- **OBIETTIVO**:
Aggiorna il pezzo della recensione tra "Sputtanamento totale." e "meglio non trascriverle.", compresi, e riscrivilo mettendo "sito" al posto di "blog".
##### TESTO DI PARTENZA #####
Al peggio non c'è mai fine.

 Sputtanamento totale.

Sono queste le prime espressioni che mi sono venute in mente guardando Johnny Depp nel suo ultimo, a questo punto spero davvero ultimo ultimo, film: Mortdecai. In realtà me ne sono venute in mente anche altre, ma sarebbero troppo volgari persino per questo blog, quindi meglio non trascriverle.
È vero che i gusti sono gusti, ma io sfido chiunque a trovare bella una roba come questa. Non credo sia umanamente possibile. Mortdecai è un film brutto almeno quanto i baffi qui sfoggiati da Johnny Depp e che sono in pratica al centro dell'intera pellicola e della maggior parte delle gag presenti che vorrebbero far ridere. Riuscendoci?
Conoscete già la risposta.

"A me questo film ha fatto morir dal ridere! Soprattutto morir."

mercoledì 23 luglio 2014

TRANSCENDENCE, LA POCO TRASCENDENTALE FINE DI JOHNNY DEPP





Transcendence
(USA, UK, Cina 2014)
##### ESTRATTO DEI DATI #####
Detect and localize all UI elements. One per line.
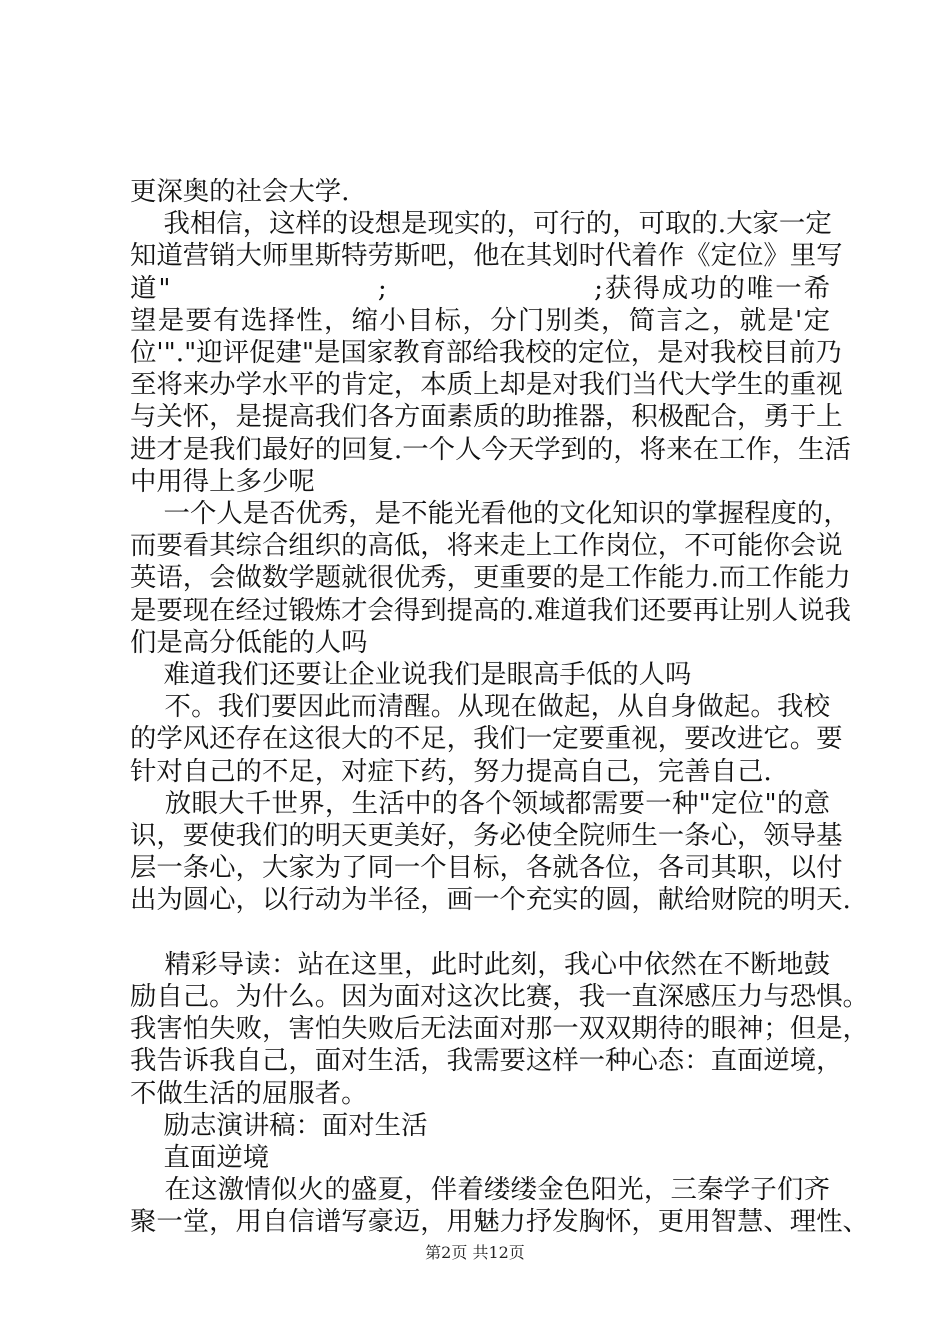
#####
- **RISULTATO QUI SOTTO**:
Sputtanamento totale.

Sono queste le prime espressioni che mi sono venute in mente guardando Johnny Depp nel suo ultimo, a questo punto spero davvero ultimo ultimo, film: Mortdecai. In realtà me ne sono venute in mente anche altre, ma sarebbero troppo volgari persino per questo sito, quindi meglio non trascriverle.